* START Records provided *

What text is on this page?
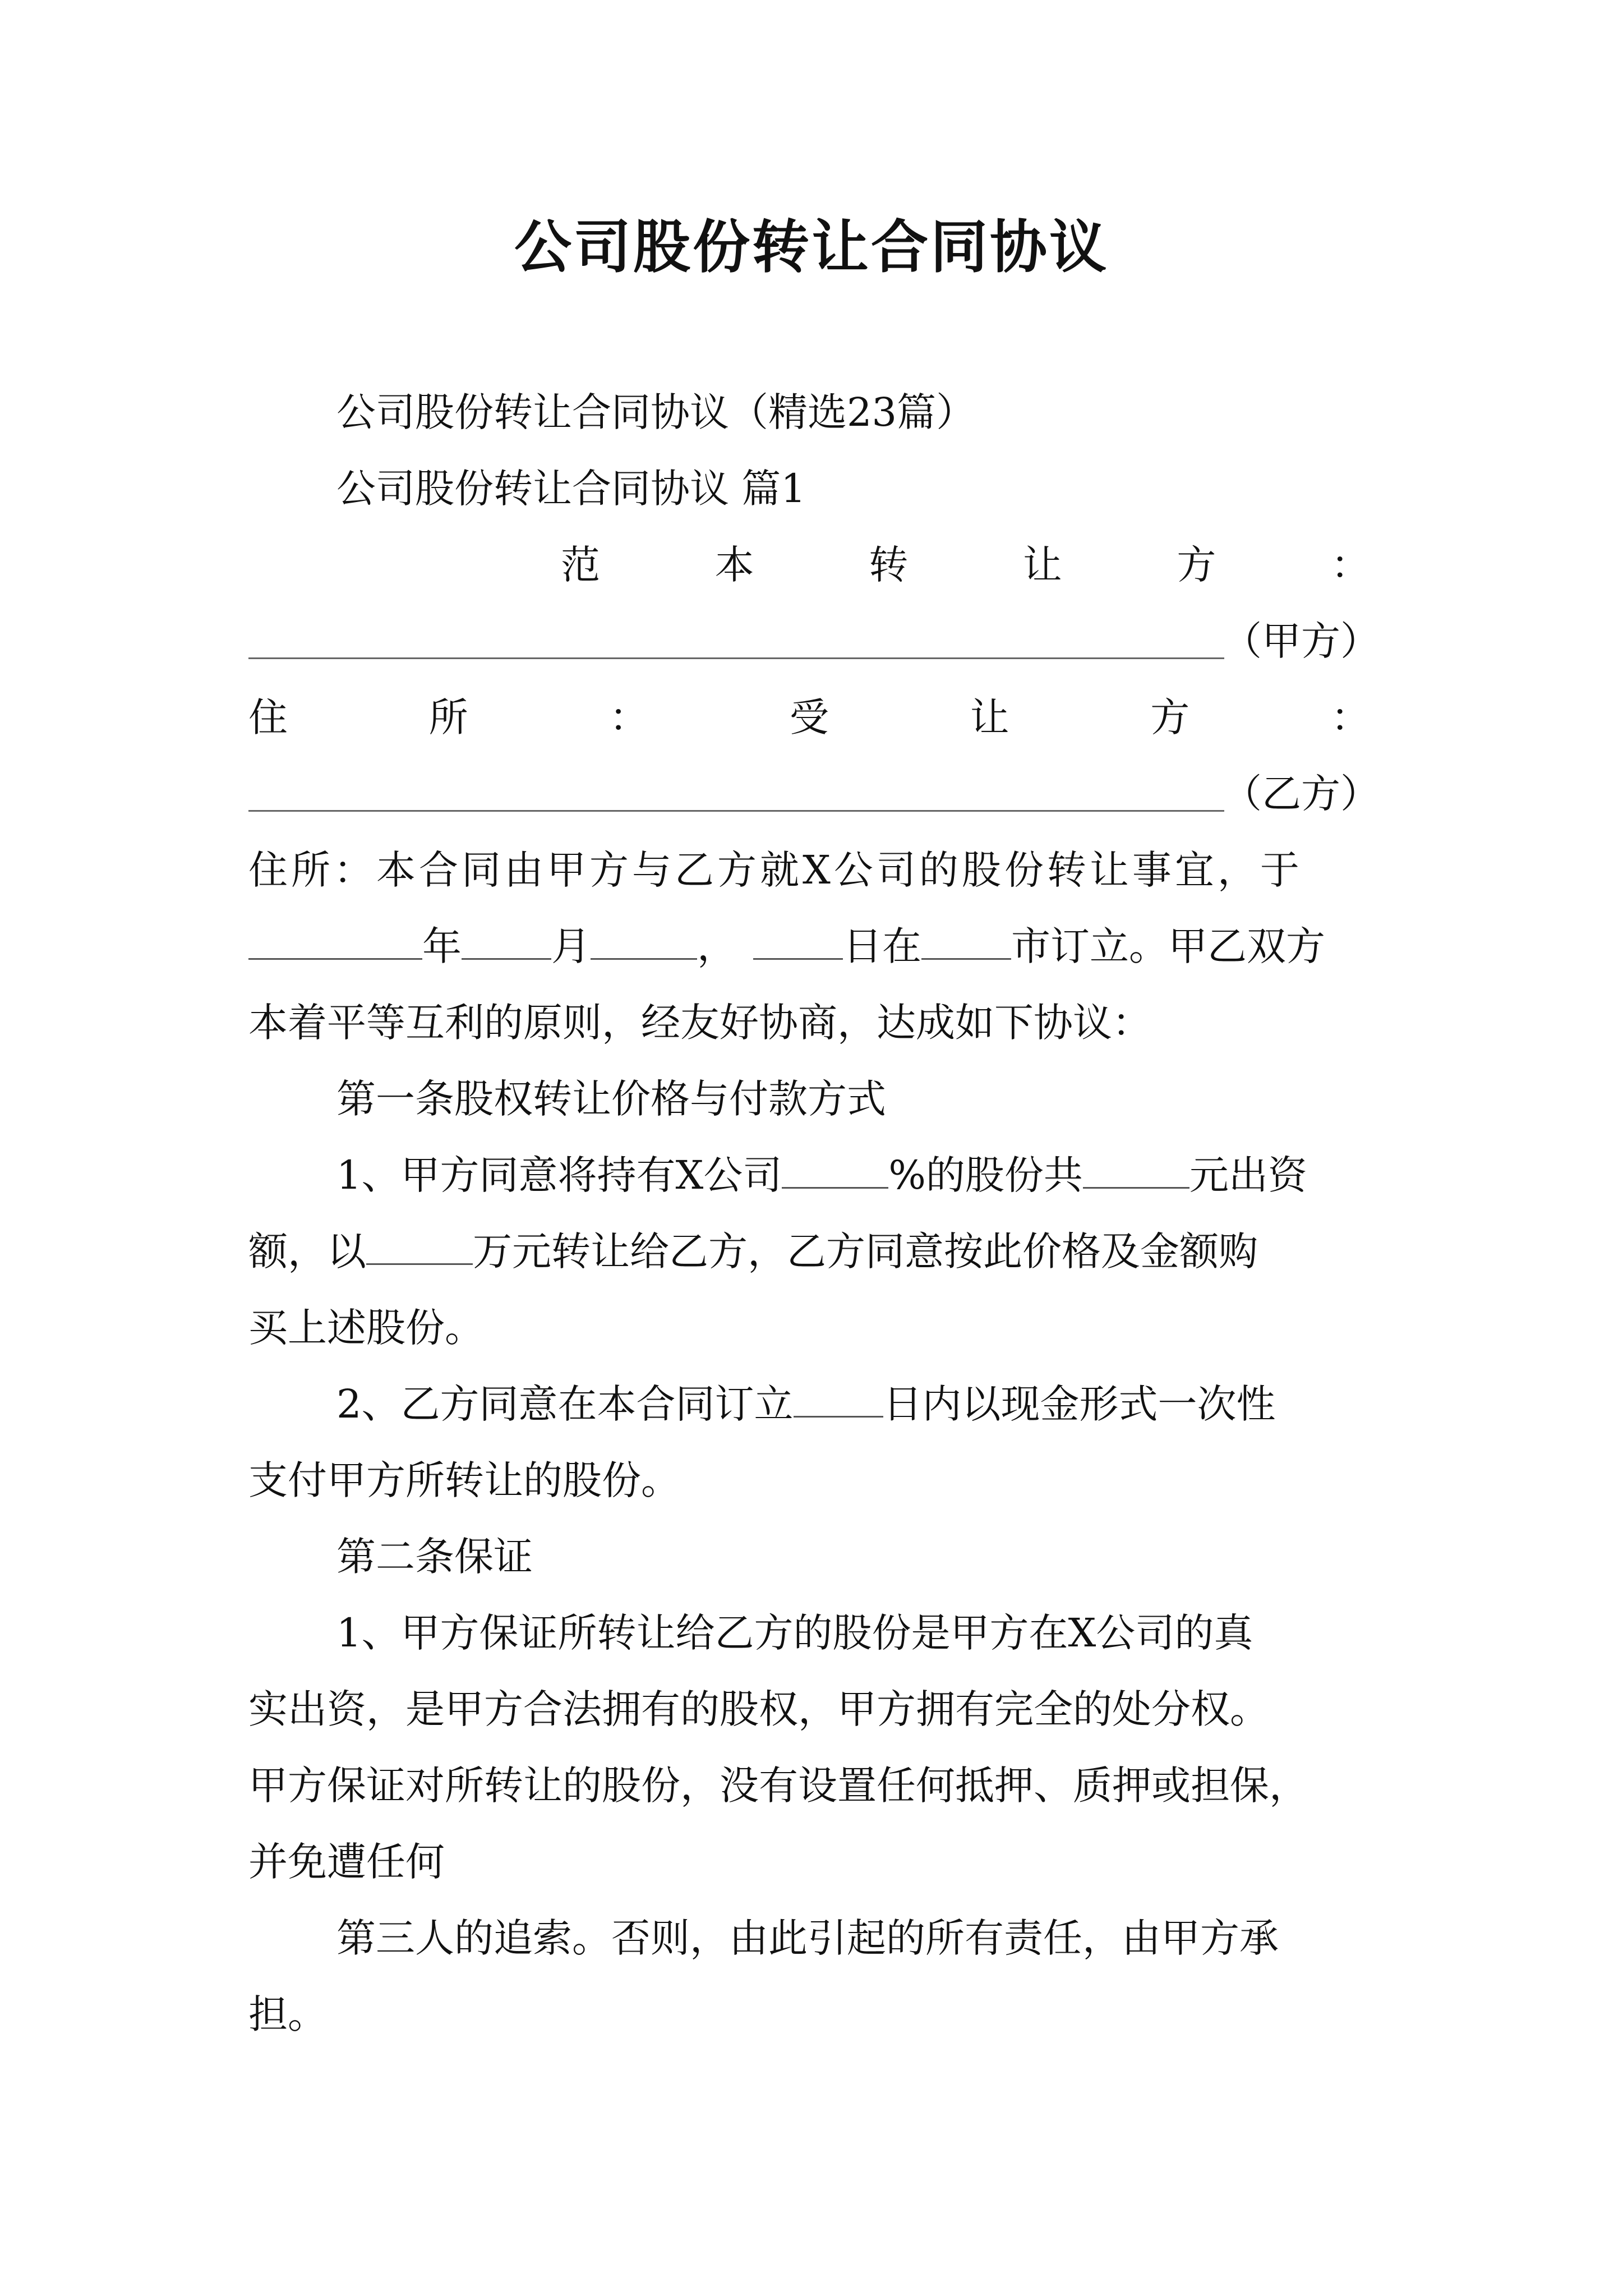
公司股份转让合同协议
公司股份转让合同协议（精选23篇）
公司股份转让合同协议 篇1
范	本	转	让	方	：
（甲方）
住	所	：	受	让	方	：
（乙方）
住所：本合同由甲方与乙方就X公司的股份转让事宜，于
年 月	，	日在 市订立。甲乙双方
本着平等互利的原则，经友好协商，达成如下协议：
第一条股权转让价格与付款方式
1、甲方同意将持有X公司	%的股份共	元出资
额，以	万元转让给乙方，乙方同意按此价格及金额购
买上述股份。
2、乙方同意在本合同订立 日内以现金形式一次性
支付甲方所转让的股份。
第二条保证
1、甲方保证所转让给乙方的股份是甲方在X公司的真
实出资，是甲方合法拥有的股权，甲方拥有完全的处分权。
甲方保证对所转让的股份，没有设置任何抵押、质押或担保，
并免遭任何
第三人的追索。否则，由此引起的所有责任，由甲方承
担。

* END Records provided *

Brief
Pictures stay out of the copy; please restate every record above exactly.

Correct response
What text is on this page?
公司股份转让合同协议
公司股份转让合同协议（精选23篇）
公司股份转让合同协议 篇1
范	本	转	让	方	：
（甲方）
住	所	：	受	让	方	：
（乙方）
住所：本合同由甲方与乙方就X公司的股份转让事宜，于
年 月	，	日在 市订立。甲乙双方
本着平等互利的原则，经友好协商，达成如下协议：
第一条股权转让价格与付款方式
1、甲方同意将持有X公司	%的股份共	元出资
额，以	万元转让给乙方，乙方同意按此价格及金额购
买上述股份。
2、乙方同意在本合同订立 日内以现金形式一次性
支付甲方所转让的股份。
第二条保证
1、甲方保证所转让给乙方的股份是甲方在X公司的真
实出资，是甲方合法拥有的股权，甲方拥有完全的处分权。
甲方保证对所转让的股份，没有设置任何抵押、质押或担保，
并免遭任何
第三人的追索。否则，由此引起的所有责任，由甲方承
担。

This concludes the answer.